_Source records_

——————

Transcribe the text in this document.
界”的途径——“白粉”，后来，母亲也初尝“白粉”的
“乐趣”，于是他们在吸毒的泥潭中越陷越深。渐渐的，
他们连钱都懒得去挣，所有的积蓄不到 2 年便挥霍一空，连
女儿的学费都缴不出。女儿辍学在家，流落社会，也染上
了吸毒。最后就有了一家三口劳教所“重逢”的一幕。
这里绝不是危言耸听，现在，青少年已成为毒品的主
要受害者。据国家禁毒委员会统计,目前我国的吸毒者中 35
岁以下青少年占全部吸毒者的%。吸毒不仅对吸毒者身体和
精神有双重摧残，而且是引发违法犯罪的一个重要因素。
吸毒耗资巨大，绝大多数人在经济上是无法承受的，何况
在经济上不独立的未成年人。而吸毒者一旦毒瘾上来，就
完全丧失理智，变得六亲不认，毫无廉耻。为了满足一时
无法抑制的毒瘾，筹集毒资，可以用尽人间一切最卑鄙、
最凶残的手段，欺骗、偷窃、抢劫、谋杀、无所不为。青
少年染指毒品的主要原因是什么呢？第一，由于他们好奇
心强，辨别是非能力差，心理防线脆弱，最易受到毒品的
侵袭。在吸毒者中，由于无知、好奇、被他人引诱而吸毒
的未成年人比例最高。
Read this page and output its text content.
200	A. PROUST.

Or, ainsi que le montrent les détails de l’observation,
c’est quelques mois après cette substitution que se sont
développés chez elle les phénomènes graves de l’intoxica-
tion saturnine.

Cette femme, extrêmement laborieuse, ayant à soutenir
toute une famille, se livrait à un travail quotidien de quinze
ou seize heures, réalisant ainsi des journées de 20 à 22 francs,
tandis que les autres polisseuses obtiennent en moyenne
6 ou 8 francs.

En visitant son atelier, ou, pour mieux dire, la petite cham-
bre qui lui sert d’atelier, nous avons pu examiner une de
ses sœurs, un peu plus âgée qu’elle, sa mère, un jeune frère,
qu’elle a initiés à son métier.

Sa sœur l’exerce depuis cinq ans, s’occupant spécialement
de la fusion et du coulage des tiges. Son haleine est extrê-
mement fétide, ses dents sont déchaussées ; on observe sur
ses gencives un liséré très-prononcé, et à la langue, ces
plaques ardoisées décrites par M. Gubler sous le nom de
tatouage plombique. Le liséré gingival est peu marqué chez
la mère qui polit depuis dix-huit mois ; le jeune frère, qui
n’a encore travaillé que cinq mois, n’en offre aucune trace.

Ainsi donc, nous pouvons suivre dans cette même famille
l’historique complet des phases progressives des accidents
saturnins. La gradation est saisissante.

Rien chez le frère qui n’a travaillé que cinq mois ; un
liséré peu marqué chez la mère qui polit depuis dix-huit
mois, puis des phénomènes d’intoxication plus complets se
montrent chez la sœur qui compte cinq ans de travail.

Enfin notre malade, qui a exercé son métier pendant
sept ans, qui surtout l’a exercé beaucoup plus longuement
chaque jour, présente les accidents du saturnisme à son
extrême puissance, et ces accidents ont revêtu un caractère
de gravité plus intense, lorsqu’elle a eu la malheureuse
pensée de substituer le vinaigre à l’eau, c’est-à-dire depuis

——————

_What to do_
Please output the complete data exactly.

_Final answer_
Transcribe the text in this document.
界”的途径——“白粉”，后来，母亲也初尝“白粉”的
“乐趣”，于是他们在吸毒的泥潭中越陷越深。渐渐的，
他们连钱都懒得去挣，所有的积蓄不到 2 年便挥霍一空，连
女儿的学费都缴不出。女儿辍学在家，流落社会，也染上
了吸毒。最后就有了一家三口劳教所“重逢”的一幕。
这里绝不是危言耸听，现在，青少年已成为毒品的主
要受害者。据国家禁毒委员会统计,目前我国的吸毒者中 35
岁以下青少年占全部吸毒者的%。吸毒不仅对吸毒者身体和
精神有双重摧残，而且是引发违法犯罪的一个重要因素。
吸毒耗资巨大，绝大多数人在经济上是无法承受的，何况
在经济上不独立的未成年人。而吸毒者一旦毒瘾上来，就
完全丧失理智，变得六亲不认，毫无廉耻。为了满足一时
无法抑制的毒瘾，筹集毒资，可以用尽人间一切最卑鄙、
最凶残的手段，欺骗、偷窃、抢劫、谋杀、无所不为。青
少年染指毒品的主要原因是什么呢？第一，由于他们好奇
心强，辨别是非能力差，心理防线脆弱，最易受到毒品的
侵袭。在吸毒者中，由于无知、好奇、被他人引诱而吸毒
的未成年人比例最高。
Read this page and output its text content.
200	A. PROUST.

Or, ainsi que le montrent les détails de l’observation,
c’est quelques mois après cette substitution que se sont
développés chez elle les phénomènes graves de l’intoxica-
tion saturnine.

Cette femme, extrêmement laborieuse, ayant à soutenir
toute une famille, se livrait à un travail quotidien de quinze
ou seize heures, réalisant ainsi des journées de 20 à 22 francs,
tandis que les autres polisseuses obtiennent en moyenne
6 ou 8 francs.

En visitant son atelier, ou, pour mieux dire, la petite cham-
bre qui lui sert d’atelier, nous avons pu examiner une de
ses sœurs, un peu plus âgée qu’elle, sa mère, un jeune frère,
qu’elle a initiés à son métier.

Sa sœur l’exerce depuis cinq ans, s’occupant spécialement
de la fusion et du coulage des tiges. Son haleine est extrê-
mement fétide, ses dents sont déchaussées ; on observe sur
ses gencives un liséré très-prononcé, et à la langue, ces
plaques ardoisées décrites par M. Gubler sous le nom de
tatouage plombique. Le liséré gingival est peu marqué chez
la mère qui polit depuis dix-huit mois ; le jeune frère, qui
n’a encore travaillé que cinq mois, n’en offre aucune trace.

Ainsi donc, nous pouvons suivre dans cette même famille
l’historique complet des phases progressives des accidents
saturnins. La gradation est saisissante.

Rien chez le frère qui n’a travaillé que cinq mois ; un
liséré peu marqué chez la mère qui polit depuis dix-huit
mois, puis des phénomènes d’intoxication plus complets se
montrent chez la sœur qui compte cinq ans de travail.

Enfin notre malade, qui a exercé son métier pendant
sept ans, qui surtout l’a exercé beaucoup plus longuement
chaque jour, présente les accidents du saturnisme à son
extrême puissance, et ces accidents ont revêtu un caractère
de gravité plus intense, lorsqu’elle a eu la malheureuse
pensée de substituer le vinaigre à l’eau, c’est-à-dire depuis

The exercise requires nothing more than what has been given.